The problem:
Copy each line of the entries beneath that contains the word "this".

Listed records:
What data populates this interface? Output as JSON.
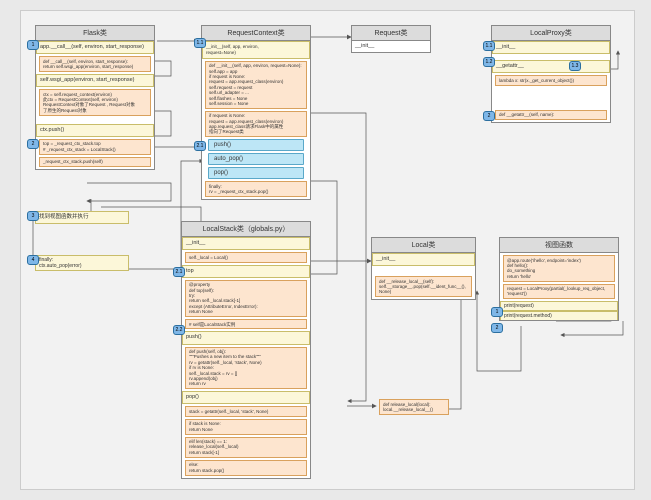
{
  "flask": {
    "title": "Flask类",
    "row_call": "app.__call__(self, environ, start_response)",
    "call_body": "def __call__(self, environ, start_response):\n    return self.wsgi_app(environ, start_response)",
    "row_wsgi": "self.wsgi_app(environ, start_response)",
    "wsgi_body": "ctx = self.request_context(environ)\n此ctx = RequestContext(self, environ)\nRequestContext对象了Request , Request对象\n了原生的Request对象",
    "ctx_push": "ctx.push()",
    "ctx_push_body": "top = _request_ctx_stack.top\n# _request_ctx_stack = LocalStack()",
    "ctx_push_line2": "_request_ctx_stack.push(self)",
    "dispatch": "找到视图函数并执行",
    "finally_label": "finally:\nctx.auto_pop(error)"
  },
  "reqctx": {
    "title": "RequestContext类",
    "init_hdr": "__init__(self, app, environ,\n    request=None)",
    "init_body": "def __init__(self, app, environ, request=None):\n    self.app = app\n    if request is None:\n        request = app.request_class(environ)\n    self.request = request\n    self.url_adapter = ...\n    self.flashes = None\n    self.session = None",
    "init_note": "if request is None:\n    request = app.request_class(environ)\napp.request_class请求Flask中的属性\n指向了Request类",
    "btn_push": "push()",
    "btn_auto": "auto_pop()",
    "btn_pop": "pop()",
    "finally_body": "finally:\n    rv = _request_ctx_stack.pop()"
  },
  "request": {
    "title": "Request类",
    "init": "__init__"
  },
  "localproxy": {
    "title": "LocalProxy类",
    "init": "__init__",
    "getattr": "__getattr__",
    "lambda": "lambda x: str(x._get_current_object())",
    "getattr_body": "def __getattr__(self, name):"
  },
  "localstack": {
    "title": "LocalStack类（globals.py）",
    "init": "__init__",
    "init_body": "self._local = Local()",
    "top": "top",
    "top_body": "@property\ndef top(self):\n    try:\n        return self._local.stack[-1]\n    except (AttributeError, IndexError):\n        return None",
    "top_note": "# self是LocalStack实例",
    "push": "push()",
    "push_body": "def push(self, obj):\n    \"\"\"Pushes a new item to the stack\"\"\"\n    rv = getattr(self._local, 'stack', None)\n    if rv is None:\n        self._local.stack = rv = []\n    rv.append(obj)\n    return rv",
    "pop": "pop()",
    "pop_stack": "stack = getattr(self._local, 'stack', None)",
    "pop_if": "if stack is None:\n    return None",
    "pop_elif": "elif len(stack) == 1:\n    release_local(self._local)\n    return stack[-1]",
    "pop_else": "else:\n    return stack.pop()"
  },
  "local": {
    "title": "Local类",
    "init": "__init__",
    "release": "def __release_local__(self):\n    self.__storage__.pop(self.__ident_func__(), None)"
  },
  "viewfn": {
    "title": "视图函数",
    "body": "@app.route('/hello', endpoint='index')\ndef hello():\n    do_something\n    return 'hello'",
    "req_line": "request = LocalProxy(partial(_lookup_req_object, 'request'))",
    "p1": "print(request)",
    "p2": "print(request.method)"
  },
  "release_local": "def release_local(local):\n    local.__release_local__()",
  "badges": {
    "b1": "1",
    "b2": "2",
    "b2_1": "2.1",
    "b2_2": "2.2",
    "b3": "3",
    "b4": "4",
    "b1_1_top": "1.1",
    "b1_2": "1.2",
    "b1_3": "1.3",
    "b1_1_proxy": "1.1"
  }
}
* * *
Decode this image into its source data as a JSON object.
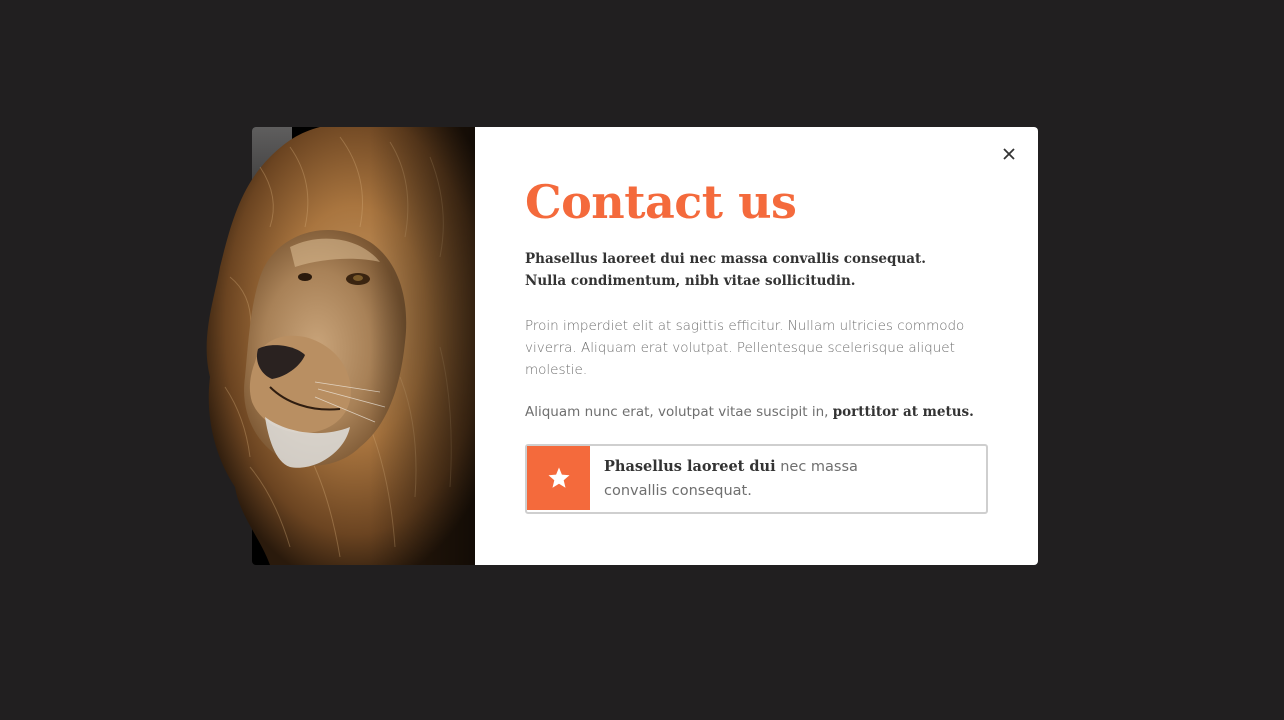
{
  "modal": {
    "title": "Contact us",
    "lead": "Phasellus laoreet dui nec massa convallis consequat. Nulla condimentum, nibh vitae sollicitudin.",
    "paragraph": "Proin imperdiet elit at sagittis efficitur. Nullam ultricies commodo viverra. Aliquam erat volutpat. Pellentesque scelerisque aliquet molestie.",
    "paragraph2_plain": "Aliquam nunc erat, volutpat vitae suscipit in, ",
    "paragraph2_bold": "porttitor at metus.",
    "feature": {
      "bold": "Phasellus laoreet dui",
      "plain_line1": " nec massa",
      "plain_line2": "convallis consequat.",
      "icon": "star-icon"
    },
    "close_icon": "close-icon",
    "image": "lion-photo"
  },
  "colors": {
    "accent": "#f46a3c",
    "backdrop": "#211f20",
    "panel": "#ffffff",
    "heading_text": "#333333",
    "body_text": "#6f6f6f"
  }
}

Finished exercise:
What data populates this interface? Output as JSON.
Decode this image into its source data as a JSON object.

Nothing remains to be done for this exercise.